— begin Source material —

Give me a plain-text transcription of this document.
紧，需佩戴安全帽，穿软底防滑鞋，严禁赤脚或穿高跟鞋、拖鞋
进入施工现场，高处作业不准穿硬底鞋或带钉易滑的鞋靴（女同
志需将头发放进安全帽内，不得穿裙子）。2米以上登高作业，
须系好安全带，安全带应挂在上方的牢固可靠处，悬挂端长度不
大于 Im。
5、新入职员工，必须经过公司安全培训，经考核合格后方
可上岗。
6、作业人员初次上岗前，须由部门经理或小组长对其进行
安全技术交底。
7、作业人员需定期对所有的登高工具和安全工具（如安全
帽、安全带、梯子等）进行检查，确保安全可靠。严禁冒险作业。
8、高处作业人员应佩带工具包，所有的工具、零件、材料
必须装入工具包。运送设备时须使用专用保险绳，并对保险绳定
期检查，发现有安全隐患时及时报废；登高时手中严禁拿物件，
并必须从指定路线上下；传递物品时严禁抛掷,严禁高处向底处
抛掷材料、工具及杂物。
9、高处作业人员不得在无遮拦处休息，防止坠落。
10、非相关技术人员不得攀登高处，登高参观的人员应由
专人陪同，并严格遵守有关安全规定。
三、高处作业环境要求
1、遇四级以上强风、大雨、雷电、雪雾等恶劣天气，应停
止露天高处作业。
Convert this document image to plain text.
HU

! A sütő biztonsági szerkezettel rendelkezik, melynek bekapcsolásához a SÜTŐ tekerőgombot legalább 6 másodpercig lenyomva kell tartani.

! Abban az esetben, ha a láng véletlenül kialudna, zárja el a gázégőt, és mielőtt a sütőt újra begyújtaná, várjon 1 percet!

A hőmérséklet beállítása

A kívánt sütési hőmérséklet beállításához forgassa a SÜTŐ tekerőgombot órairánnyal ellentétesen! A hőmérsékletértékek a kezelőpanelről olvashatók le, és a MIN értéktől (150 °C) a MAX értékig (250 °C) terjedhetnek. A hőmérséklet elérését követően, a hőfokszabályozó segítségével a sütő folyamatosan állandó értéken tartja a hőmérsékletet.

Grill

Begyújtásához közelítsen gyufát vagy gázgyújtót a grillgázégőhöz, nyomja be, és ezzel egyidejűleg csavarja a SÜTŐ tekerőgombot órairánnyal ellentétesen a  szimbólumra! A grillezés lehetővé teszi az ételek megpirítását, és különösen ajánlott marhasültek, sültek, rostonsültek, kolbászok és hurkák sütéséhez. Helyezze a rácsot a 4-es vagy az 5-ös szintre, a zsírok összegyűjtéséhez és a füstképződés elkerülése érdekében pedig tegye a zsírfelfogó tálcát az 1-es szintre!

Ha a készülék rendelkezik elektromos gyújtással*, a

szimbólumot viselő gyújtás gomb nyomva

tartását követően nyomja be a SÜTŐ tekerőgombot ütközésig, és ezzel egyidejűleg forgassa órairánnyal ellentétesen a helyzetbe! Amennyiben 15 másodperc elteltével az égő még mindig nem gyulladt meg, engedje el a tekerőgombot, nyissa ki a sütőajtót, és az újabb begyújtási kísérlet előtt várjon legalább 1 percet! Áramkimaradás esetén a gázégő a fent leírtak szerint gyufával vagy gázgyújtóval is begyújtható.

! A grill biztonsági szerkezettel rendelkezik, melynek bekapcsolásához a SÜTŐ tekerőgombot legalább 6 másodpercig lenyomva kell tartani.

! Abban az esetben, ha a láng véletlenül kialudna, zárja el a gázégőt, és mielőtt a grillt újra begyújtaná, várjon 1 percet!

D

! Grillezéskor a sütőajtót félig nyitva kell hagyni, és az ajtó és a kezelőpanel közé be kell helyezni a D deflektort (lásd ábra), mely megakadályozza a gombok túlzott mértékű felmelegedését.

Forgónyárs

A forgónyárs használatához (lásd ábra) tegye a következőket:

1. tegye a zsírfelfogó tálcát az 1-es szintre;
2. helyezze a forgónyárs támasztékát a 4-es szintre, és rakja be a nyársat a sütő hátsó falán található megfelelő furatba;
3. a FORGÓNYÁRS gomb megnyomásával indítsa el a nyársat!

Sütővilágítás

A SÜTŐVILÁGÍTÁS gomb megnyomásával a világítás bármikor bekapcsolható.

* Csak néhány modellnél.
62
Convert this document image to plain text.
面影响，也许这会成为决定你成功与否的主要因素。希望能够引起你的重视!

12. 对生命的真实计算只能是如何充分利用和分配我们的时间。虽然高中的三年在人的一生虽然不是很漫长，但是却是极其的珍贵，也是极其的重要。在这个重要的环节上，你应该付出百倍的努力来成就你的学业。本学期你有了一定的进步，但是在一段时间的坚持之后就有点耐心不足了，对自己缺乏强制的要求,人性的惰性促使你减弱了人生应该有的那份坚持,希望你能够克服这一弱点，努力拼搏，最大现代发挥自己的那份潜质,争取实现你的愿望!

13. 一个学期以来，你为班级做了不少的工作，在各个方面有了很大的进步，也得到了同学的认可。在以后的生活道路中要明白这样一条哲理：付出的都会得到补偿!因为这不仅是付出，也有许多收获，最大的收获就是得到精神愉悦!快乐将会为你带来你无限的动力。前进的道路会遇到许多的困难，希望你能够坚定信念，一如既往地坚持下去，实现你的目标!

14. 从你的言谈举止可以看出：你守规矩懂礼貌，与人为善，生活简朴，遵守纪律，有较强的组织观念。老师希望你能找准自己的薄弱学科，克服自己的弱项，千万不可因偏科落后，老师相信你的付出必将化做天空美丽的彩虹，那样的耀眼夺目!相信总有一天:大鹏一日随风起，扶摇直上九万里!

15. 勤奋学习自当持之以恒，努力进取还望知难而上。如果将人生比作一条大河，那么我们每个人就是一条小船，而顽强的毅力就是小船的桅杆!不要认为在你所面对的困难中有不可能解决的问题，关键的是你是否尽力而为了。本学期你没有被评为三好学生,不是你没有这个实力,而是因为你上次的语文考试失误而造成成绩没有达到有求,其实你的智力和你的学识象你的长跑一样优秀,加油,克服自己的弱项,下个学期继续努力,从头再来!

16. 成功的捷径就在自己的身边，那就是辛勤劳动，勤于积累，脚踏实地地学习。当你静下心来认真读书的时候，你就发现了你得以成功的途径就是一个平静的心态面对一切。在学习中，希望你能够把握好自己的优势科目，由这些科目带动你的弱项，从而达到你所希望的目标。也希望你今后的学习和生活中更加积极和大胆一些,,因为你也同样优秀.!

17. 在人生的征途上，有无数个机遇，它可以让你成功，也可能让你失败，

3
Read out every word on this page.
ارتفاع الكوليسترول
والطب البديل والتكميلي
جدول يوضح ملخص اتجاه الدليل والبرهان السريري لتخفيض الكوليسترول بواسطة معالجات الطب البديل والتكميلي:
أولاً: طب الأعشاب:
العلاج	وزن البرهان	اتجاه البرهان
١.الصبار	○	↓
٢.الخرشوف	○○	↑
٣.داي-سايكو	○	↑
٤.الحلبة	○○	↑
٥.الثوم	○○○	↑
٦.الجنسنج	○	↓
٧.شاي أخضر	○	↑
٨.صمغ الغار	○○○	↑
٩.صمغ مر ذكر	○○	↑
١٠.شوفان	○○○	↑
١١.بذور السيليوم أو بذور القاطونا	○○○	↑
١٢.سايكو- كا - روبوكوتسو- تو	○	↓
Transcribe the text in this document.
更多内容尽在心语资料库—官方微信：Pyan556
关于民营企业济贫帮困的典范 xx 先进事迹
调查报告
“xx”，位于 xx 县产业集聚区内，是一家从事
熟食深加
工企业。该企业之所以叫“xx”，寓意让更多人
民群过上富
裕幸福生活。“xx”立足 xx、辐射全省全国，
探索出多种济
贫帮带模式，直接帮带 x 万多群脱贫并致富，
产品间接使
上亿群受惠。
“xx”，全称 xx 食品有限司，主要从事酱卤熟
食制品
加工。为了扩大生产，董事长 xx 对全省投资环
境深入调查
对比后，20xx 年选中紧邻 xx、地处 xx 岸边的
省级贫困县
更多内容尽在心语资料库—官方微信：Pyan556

— end Source material —

> [Task requirements]: Reproduce only the lines between the line containing "Transcribe the text in this document." and the last line of the records, those two lines included, exactly.

> [Written answer]:
Transcribe the text in this document.
更多内容尽在心语资料库—官方微信：Pyan556
关于民营企业济贫帮困的典范 xx 先进事迹
调查报告
“xx”，位于 xx 县产业集聚区内，是一家从事
熟食深加
工企业。该企业之所以叫“xx”，寓意让更多人
民群过上富
裕幸福生活。“xx”立足 xx、辐射全省全国，
探索出多种济
贫帮带模式，直接帮带 x 万多群脱贫并致富，
产品间接使
上亿群受惠。
“xx”，全称 xx 食品有限司，主要从事酱卤熟
食制品
加工。为了扩大生产，董事长 xx 对全省投资环
境深入调查
对比后，20xx 年选中紧邻 xx、地处 xx 岸边的
省级贫困县
更多内容尽在心语资料库—官方微信：Pyan556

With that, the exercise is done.